Could you give the data below again, exactly and completely?

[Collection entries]
++++++++++
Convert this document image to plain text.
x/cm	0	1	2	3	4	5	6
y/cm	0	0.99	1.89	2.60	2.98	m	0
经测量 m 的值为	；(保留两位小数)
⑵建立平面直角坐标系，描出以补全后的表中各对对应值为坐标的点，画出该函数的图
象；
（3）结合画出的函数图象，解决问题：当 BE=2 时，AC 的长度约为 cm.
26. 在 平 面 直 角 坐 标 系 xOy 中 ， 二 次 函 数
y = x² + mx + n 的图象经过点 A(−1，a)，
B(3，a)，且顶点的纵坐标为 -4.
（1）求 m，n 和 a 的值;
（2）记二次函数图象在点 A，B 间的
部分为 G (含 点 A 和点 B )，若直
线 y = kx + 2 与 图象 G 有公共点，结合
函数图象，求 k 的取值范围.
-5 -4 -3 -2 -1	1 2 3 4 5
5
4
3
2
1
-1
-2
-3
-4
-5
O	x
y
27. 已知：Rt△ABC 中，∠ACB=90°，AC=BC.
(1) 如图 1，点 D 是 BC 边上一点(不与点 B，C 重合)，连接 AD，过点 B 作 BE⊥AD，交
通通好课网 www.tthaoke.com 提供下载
++++++++++
* _Full response_:
Convert this document image to plain text.
x/cm	0	1	2	3	4	5	6
y/cm	0	0.99	1.89	2.60	2.98	m	0
经测量 m 的值为	；(保留两位小数)
⑵建立平面直角坐标系，描出以补全后的表中各对对应值为坐标的点，画出该函数的图
象；
（3）结合画出的函数图象，解决问题：当 BE=2 时，AC 的长度约为 cm.
26. 在 平 面 直 角 坐 标 系 xOy 中 ， 二 次 函 数
y = x² + mx + n 的图象经过点 A(−1，a)，
B(3，a)，且顶点的纵坐标为 -4.
（1）求 m，n 和 a 的值;
（2）记二次函数图象在点 A，B 间的
部分为 G (含 点 A 和点 B )，若直
线 y = kx + 2 与 图象 G 有公共点，结合
函数图象，求 k 的取值范围.
-5 -4 -3 -2 -1	1 2 3 4 5
5
4
3
2
1
-1
-2
-3
-4
-5
O	x
y
27. 已知：Rt△ABC 中，∠ACB=90°，AC=BC.
(1) 如图 1，点 D 是 BC 边上一点(不与点 B，C 重合)，连接 AD，过点 B 作 BE⊥AD，交
通通好课网 www.tthaoke.com 提供下载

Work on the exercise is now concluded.